▶ **REQUIREMENT**
Set every record down verbatim and omit the pictures.

******************************

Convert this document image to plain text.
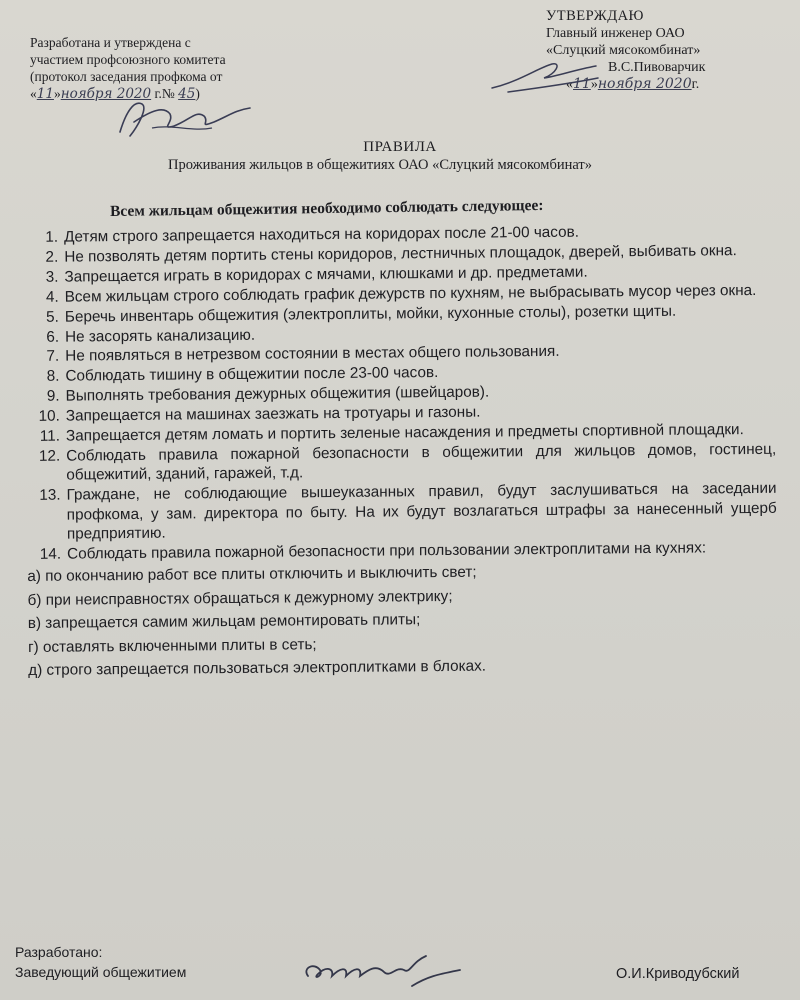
Разработана и утверждена с
участием профсоюзного комитета
(протокол заседания профкома от
«11»ноября 2020 г.№ 45)
УТВЕРЖДАЮ
Главный инженер ОАО
«Слуцкий мясокомбинат»
В.С.Пивоварчик
«11»ноября 2020г.
ПРАВИЛА
Проживания жильцов в общежитиях ОАО «Слуцкий мясокомбинат»
Всем жильцам общежития необходимо соблюдать следующее:
1. Детям строго запрещается находиться на коридорах после 21-00 часов.
2. Не позволять детям портить стены коридоров, лестничных площадок, дверей, выбивать окна.
3. Запрещается играть в коридорах с мячами, клюшками и др. предметами.
4. Всем жильцам строго соблюдать график дежурств по кухням, не выбрасывать мусор через окна.
5. Беречь инвентарь общежития (электроплиты, мойки, кухонные столы), розетки щиты.
6. Не засорять канализацию.
7. Не появляться в нетрезвом состоянии в местах общего пользования.
8. Соблюдать тишину в общежитии после 23-00 часов.
9. Выполнять требования дежурных общежития (швейцаров).
10. Запрещается на машинах заезжать на тротуары и газоны.
11. Запрещается детям ломать и портить зеленые насаждения и предметы спортивной площадки.
12. Соблюдать правила пожарной безопасности в общежитии для жильцов домов, гостинец, общежитий, зданий, гаражей, т.д.
13. Граждане, не соблюдающие вышеуказанных правил, будут заслушиваться на заседании профкома, у зам. директора по быту. На их будут возлагаться штрафы за нанесенный ущерб предприятию.
14. Соблюдать правила пожарной безопасности при пользовании электроплитами на кухнях:
а) по окончанию работ все плиты отключить и выключить свет;
б) при неисправностях обращаться к дежурному электрику;
в) запрещается самим жильцам ремонтировать плиты;
г) оставлять включенными плиты в сеть;
д) строго запрещается пользоваться электроплитками в блоках.
Разработано:
Заведующий общежитием	О.И.Криводубский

******************************

▶ **TASK OUTPUT**
Convert this document image to plain text.
Разработана и утверждена с
участием профсоюзного комитета
(протокол заседания профкома от
«11»ноября 2020 г.№ 45)
УТВЕРЖДАЮ
Главный инженер ОАО
«Слуцкий мясокомбинат»
В.С.Пивоварчик
«11»ноября 2020г.
ПРАВИЛА
Проживания жильцов в общежитиях ОАО «Слуцкий мясокомбинат»
Всем жильцам общежития необходимо соблюдать следующее:
1. Детям строго запрещается находиться на коридорах после 21-00 часов.
2. Не позволять детям портить стены коридоров, лестничных площадок, дверей, выбивать окна.
3. Запрещается играть в коридорах с мячами, клюшками и др. предметами.
4. Всем жильцам строго соблюдать график дежурств по кухням, не выбрасывать мусор через окна.
5. Беречь инвентарь общежития (электроплиты, мойки, кухонные столы), розетки щиты.
6. Не засорять канализацию.
7. Не появляться в нетрезвом состоянии в местах общего пользования.
8. Соблюдать тишину в общежитии после 23-00 часов.
9. Выполнять требования дежурных общежития (швейцаров).
10. Запрещается на машинах заезжать на тротуары и газоны.
11. Запрещается детям ломать и портить зеленые насаждения и предметы спортивной площадки.
12. Соблюдать правила пожарной безопасности в общежитии для жильцов домов, гостинец, общежитий, зданий, гаражей, т.д.
13. Граждане, не соблюдающие вышеуказанных правил, будут заслушиваться на заседании профкома, у зам. директора по быту. На их будут возлагаться штрафы за нанесенный ущерб предприятию.
14. Соблюдать правила пожарной безопасности при пользовании электроплитами на кухнях:
а) по окончанию работ все плиты отключить и выключить свет;
б) при неисправностях обращаться к дежурному электрику;
в) запрещается самим жильцам ремонтировать плиты;
г) оставлять включенными плиты в сеть;
д) строго запрещается пользоваться электроплитками в блоках.
Разработано:
Заведующий общежитием	О.И.Криводубский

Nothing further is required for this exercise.